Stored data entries
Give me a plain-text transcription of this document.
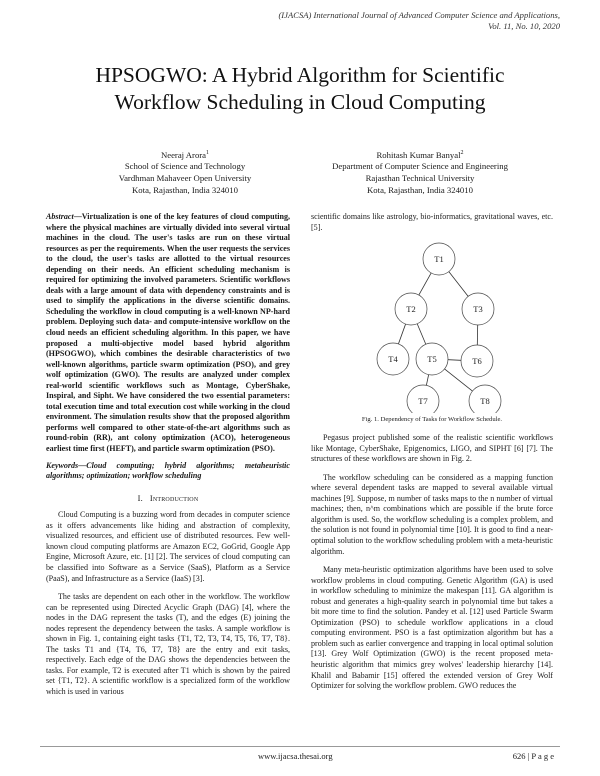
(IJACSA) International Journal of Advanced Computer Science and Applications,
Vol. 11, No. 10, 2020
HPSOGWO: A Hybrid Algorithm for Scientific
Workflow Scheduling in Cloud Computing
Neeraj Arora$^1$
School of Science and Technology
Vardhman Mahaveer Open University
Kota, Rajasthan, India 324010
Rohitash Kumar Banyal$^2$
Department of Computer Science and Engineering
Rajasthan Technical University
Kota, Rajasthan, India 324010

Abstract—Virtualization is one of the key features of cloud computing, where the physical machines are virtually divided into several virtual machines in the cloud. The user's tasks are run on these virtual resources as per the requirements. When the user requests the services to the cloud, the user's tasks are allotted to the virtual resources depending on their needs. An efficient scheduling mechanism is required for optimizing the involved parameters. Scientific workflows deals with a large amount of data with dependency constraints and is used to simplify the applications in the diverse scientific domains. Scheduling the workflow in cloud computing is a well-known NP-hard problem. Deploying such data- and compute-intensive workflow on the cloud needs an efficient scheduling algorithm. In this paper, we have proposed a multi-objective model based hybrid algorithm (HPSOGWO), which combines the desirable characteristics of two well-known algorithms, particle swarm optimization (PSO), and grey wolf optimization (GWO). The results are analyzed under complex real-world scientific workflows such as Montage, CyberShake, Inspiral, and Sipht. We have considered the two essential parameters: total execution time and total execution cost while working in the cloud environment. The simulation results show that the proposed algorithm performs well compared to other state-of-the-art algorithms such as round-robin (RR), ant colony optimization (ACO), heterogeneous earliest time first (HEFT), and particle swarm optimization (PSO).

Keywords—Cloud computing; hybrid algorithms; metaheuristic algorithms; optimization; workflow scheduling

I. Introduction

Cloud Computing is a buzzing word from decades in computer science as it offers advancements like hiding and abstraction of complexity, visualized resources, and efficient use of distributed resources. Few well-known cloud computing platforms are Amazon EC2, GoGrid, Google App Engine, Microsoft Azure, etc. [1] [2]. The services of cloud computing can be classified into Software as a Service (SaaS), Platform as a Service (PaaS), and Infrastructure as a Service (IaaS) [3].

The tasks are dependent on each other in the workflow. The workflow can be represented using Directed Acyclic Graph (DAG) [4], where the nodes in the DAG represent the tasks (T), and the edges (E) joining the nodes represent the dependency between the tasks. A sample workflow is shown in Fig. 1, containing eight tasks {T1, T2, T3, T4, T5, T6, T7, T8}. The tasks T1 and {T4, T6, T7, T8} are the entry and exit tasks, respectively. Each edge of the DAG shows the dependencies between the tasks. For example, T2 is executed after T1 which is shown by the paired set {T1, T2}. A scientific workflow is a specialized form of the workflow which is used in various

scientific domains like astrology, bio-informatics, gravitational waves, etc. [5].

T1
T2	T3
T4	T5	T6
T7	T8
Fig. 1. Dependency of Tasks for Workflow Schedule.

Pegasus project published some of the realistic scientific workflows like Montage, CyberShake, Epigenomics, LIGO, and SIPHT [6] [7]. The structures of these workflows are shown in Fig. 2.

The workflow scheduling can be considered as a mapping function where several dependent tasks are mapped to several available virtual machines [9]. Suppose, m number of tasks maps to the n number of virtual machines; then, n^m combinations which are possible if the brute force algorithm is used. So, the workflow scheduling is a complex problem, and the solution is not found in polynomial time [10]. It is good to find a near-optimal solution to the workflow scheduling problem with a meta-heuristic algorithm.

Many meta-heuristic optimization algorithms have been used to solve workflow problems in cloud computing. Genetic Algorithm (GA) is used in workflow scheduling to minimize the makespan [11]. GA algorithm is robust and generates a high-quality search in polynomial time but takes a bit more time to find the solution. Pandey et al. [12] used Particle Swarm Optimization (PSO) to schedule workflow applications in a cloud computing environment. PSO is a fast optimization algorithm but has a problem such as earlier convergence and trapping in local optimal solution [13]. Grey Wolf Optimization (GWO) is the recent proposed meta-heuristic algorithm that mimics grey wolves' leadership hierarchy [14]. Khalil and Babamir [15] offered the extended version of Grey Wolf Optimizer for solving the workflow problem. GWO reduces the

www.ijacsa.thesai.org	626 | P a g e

Task description: Each line of the data that holds "shown" should be copied.

Output below:
The tasks are dependent on each other in the workflow. The workflow can be represented using Directed Acyclic Graph (DAG) [4], where the nodes in the DAG represent the tasks (T), and the edges (E) joining the nodes represent the dependency between the tasks. A sample workflow is shown in Fig. 1, containing eight tasks {T1, T2, T3, T4, T5, T6, T7, T8}. The tasks T1 and {T4, T6, T7, T8} are the entry and exit tasks, respectively. Each edge of the DAG shows the dependencies between the tasks. For example, T2 is executed after T1 which is shown by the paired set {T1, T2}. A scientific workflow is a specialized form of the workflow which is used in various
Pegasus project published some of the realistic scientific workflows like Montage, CyberShake, Epigenomics, LIGO, and SIPHT [6] [7]. The structures of these workflows are shown in Fig. 2.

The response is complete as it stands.